* **Source text**:
┌────────

Exhibit 1 – Statement of Detective Rawling

Exhibit 2 – Photographs of the victim

Exhibit 3 – Google map of the area

Exhibit 4 – Statement of Senior Constable Pope extracting details of various 000 calls

Exhibit 5 – ERISP interview of Alessandro Pulitano

Exhibit 6 - ERISP interview of Anthony Pulitano

Exhibit 7 – Statement of Constable Cheney

Exhibit 8 – Receipt and photographs of the watch

Exhibit 9 – Statement of Constable McDaid

Exhibit 10 – Statement of Constable Adams

Exhibit 11 – Statement of Sergeant Zervas

Exhibit 12 – Sketch plans drawn by Sergeant Zervas

Exhibit 13 – Amended statement of Sergeant Zervas

  1. Constables Rawling, Cheney, McDaid and Adams gave evidence in the Crown case, as did the victim, Sergeant Zervas.

  2. Also called in the Crown case were Ms Michelle Tate, Mr Sam Willis, Ms Liza Beatty, Ms Marika Konstandopoulos and Mr Nicholas Clemence. Both appellants gave evidence in the defence case. Both declined, on their lawyers advice, to answer questions in their ERISP interviews and therefore no admissions were made by them.

  3. The critical evidence for the disposal of the appeal is therefore that of Sergeant Zervas, and the evidence of the appellants.

Evidence of Sergeant Zervas

  1. Exhibit 11 was the statement of Sergeant Zervas. As set out above, a man who he identified as Mr Pulitano snr, approached him, in the circumstances described above, and asked him whether he wanted to buy a watch. In [6], he described the watch as being a Tag Heuer brand watch with the word “Carrera” written under the glass. It had a blue coloured film on the metal link strap, and a white coloured piece of string attached to the clasp, containing details. Sergeant Zervas stated that he had previously seen identical tags on wristwatches in display cases at retail outlets, and based on what he observed, he formed the opinion that the wristwatch was stolen.

└────────

* **Extracted information**:

┌────────

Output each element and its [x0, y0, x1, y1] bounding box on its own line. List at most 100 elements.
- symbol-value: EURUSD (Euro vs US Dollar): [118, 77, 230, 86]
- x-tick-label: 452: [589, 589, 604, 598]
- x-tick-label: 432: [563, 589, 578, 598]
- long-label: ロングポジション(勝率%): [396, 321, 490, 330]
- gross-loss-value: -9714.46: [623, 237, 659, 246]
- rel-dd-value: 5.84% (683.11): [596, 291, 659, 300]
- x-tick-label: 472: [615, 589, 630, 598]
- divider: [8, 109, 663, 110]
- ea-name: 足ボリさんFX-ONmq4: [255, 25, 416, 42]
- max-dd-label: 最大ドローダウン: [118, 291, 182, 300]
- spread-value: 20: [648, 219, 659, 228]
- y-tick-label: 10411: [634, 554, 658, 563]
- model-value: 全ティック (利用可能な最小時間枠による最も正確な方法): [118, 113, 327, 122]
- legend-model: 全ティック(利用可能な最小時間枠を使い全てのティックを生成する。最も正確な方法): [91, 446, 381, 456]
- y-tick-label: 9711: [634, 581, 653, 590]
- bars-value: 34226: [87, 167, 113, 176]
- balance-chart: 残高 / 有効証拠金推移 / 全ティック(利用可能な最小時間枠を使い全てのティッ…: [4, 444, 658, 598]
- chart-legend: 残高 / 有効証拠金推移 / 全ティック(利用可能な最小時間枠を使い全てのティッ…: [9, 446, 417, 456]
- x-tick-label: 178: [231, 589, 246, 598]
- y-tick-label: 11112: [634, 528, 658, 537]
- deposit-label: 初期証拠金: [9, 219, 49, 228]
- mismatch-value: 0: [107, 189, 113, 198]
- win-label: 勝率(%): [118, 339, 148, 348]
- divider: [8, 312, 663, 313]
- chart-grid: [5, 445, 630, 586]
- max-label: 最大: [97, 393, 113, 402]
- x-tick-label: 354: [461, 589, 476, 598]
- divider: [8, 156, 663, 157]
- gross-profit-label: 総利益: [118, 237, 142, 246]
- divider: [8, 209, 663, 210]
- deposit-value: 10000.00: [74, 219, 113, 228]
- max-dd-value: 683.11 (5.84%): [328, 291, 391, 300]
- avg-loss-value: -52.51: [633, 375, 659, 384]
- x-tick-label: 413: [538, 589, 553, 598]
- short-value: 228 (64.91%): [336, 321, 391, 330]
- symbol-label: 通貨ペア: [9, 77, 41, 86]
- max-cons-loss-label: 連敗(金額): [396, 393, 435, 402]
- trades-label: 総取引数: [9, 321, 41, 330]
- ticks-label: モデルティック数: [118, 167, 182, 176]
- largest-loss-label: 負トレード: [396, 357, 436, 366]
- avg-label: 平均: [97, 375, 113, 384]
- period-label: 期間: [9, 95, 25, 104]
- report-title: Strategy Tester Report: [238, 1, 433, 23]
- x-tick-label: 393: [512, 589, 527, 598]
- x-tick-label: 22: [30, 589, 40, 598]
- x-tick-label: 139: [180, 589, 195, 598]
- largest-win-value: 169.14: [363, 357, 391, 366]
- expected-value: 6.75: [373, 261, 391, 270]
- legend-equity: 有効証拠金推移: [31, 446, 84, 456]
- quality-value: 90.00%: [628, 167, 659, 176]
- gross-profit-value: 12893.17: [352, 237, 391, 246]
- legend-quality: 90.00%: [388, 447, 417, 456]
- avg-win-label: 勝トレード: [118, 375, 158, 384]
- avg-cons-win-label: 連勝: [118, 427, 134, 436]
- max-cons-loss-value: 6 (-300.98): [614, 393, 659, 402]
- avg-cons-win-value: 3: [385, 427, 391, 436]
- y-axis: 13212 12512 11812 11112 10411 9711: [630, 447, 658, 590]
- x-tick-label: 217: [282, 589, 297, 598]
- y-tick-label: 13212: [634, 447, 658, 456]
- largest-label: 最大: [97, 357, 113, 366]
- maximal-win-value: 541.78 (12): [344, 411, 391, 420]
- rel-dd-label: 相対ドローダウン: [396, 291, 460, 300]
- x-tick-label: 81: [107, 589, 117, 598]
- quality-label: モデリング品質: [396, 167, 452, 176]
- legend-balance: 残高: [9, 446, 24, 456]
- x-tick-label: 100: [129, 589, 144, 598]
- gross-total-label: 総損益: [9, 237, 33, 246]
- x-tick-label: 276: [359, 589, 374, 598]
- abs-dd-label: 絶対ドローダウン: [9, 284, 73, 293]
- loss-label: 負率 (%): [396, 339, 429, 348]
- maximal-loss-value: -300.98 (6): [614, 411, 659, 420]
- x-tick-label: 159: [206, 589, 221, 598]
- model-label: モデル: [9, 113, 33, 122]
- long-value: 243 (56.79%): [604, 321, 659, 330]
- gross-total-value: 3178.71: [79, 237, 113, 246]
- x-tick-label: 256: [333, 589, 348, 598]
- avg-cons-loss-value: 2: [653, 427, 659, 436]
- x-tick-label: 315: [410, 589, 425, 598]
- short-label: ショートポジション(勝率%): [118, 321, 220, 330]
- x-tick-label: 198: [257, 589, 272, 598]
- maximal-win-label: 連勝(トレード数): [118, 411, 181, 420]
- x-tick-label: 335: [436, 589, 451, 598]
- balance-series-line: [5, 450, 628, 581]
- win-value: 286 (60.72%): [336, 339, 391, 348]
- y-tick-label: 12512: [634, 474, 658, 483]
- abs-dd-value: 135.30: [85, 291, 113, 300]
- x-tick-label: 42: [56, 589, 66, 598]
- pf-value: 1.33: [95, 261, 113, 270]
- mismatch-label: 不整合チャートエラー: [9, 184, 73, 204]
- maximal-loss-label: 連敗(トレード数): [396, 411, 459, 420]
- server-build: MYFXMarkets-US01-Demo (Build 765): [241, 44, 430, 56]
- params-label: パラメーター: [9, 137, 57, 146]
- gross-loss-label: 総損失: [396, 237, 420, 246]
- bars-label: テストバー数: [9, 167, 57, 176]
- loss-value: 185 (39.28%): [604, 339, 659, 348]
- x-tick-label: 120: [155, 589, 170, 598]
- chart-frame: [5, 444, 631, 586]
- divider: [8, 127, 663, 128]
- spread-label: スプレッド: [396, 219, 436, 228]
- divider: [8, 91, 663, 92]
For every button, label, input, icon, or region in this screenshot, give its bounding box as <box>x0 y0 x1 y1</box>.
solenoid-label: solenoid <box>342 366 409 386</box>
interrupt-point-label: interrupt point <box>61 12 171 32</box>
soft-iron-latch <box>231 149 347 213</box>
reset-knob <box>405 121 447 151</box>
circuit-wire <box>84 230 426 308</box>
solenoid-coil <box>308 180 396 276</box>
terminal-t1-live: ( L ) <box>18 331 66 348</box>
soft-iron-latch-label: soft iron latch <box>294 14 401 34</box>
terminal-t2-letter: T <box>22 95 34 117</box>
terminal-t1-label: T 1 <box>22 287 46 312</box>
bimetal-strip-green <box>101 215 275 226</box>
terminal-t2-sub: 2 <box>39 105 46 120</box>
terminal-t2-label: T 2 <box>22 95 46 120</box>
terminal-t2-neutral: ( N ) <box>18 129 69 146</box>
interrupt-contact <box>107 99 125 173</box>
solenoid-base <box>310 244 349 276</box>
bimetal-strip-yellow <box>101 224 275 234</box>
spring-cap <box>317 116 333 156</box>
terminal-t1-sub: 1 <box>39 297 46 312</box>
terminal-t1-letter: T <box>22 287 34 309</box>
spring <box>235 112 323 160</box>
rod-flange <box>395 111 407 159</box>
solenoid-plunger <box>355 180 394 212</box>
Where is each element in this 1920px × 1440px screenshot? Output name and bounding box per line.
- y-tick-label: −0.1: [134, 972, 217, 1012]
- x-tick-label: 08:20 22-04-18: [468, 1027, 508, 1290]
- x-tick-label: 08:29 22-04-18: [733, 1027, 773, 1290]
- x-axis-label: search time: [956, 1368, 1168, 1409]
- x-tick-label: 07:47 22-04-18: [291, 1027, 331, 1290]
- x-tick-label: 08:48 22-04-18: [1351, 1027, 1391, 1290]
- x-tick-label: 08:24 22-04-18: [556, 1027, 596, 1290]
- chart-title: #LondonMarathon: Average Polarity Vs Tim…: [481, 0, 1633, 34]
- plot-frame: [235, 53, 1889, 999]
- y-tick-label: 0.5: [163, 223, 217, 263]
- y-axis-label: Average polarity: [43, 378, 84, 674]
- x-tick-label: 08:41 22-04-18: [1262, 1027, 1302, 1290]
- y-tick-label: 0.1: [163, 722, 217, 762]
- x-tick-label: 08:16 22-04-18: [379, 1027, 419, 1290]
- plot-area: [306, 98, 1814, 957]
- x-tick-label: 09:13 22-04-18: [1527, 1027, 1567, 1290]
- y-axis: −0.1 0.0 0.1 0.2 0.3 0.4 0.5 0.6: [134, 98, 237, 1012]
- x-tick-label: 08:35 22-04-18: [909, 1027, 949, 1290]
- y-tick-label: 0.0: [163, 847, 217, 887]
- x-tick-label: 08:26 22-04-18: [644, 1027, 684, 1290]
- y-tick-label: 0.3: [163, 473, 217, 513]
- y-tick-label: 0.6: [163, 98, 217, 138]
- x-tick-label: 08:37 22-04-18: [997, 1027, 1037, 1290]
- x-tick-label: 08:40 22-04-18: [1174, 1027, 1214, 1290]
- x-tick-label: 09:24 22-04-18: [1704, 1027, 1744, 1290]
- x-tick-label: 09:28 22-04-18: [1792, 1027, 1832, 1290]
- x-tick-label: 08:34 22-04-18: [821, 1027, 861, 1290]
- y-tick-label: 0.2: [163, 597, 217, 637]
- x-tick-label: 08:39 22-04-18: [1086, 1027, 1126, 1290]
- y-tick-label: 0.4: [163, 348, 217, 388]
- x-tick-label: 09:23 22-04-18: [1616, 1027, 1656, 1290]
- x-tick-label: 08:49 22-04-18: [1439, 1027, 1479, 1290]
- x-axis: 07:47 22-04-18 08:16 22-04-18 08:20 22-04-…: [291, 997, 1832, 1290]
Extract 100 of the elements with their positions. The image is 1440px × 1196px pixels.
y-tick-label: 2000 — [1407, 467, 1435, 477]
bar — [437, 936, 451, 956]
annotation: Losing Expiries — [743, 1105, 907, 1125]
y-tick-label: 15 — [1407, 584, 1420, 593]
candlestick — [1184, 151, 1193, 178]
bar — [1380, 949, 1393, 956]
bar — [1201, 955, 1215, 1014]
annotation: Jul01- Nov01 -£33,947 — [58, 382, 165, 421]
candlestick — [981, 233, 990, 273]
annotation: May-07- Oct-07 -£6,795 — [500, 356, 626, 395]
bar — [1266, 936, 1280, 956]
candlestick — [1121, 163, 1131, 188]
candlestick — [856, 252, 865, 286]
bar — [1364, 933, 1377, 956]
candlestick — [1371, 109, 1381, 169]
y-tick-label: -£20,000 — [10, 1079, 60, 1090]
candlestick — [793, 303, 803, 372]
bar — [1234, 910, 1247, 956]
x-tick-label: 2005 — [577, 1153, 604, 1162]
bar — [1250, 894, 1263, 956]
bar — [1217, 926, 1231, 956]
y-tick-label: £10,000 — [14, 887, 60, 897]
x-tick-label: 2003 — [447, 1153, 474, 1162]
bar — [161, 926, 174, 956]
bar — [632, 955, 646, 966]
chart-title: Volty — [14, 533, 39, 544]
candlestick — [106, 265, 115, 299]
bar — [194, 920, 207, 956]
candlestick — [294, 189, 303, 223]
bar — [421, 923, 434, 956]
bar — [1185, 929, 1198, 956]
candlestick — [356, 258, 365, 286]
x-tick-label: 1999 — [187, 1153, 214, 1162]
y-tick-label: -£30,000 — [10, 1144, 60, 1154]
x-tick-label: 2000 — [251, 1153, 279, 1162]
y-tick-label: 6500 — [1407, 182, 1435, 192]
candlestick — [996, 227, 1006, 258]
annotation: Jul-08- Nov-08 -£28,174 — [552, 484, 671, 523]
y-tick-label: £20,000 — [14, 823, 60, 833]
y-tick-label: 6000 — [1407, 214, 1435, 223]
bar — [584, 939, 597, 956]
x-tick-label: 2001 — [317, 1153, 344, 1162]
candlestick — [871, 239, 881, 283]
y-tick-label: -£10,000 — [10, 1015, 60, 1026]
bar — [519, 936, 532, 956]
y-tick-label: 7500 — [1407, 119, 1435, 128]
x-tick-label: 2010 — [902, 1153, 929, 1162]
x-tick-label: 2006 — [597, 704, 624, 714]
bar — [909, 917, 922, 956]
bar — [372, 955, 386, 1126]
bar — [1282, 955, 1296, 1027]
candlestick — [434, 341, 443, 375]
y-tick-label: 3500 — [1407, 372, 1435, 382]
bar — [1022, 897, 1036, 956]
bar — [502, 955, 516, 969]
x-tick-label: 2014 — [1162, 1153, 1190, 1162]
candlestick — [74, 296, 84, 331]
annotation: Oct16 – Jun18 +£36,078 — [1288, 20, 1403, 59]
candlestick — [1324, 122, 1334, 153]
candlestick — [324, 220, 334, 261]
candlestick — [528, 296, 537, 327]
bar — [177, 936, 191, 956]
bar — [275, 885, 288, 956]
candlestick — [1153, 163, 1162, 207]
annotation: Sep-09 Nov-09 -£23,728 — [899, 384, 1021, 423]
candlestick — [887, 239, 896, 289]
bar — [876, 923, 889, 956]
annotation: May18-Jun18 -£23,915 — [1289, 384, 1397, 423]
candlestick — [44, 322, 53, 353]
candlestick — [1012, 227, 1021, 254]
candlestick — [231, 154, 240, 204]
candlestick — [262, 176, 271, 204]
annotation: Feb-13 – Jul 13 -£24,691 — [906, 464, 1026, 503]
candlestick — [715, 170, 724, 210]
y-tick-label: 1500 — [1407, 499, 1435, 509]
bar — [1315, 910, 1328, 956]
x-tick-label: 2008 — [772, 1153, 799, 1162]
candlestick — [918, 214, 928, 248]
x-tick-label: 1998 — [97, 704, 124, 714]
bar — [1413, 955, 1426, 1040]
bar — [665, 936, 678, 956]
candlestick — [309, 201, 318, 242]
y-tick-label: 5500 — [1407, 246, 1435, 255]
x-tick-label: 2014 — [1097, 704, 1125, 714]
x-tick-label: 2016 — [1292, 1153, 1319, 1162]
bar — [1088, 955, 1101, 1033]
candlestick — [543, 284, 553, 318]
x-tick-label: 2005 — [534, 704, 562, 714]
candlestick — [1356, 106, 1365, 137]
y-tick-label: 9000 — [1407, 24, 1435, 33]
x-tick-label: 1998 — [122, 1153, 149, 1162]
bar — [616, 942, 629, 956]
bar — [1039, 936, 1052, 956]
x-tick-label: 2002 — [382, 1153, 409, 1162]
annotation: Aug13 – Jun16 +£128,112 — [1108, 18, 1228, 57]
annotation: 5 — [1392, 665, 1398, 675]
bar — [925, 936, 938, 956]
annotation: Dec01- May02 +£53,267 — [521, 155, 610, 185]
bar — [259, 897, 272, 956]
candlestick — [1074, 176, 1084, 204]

└────────

* **Your task**:
Reproduce the entire court excerpt on the exhibits and the evidence of Sergeant Zervas, word for word.

* **Result of the task**:
Exhibit 1 – Statement of Detective Rawling

Exhibit 2 – Photographs of the victim

Exhibit 3 – Google map of the area

Exhibit 4 – Statement of Senior Constable Pope extracting details of various 000 calls

Exhibit 5 – ERISP interview of Alessandro Pulitano

Exhibit 6 - ERISP interview of Anthony Pulitano

Exhibit 7 – Statement of Constable Cheney

Exhibit 8 – Receipt and photographs of the watch

Exhibit 9 – Statement of Constable McDaid

Exhibit 10 – Statement of Constable Adams

Exhibit 11 – Statement of Sergeant Zervas

Exhibit 12 – Sketch plans drawn by Sergeant Zervas

Exhibit 13 – Amended statement of Sergeant Zervas

  1. Constables Rawling, Cheney, McDaid and Adams gave evidence in the Crown case, as did the victim, Sergeant Zervas.

  2. Also called in the Crown case were Ms Michelle Tate, Mr Sam Willis, Ms Liza Beatty, Ms Marika Konstandopoulos and Mr Nicholas Clemence. Both appellants gave evidence in the defence case. Both declined, on their lawyers advice, to answer questions in their ERISP interviews and therefore no admissions were made by them.

  3. The critical evidence for the disposal of the appeal is therefore that of Sergeant Zervas, and the evidence of the appellants.

Evidence of Sergeant Zervas

  1. Exhibit 11 was the statement of Sergeant Zervas. As set out above, a man who he identified as Mr Pulitano snr, approached him, in the circumstances described above, and asked him whether he wanted to buy a watch. In [6], he described the watch as being a Tag Heuer brand watch with the word “Carrera” written under the glass. It had a blue coloured film on the metal link strap, and a white coloured piece of string attached to the clasp, containing details. Sergeant Zervas stated that he had previously seen identical tags on wristwatches in display cases at retail outlets, and based on what he observed, he formed the opinion that the wristwatch was stolen.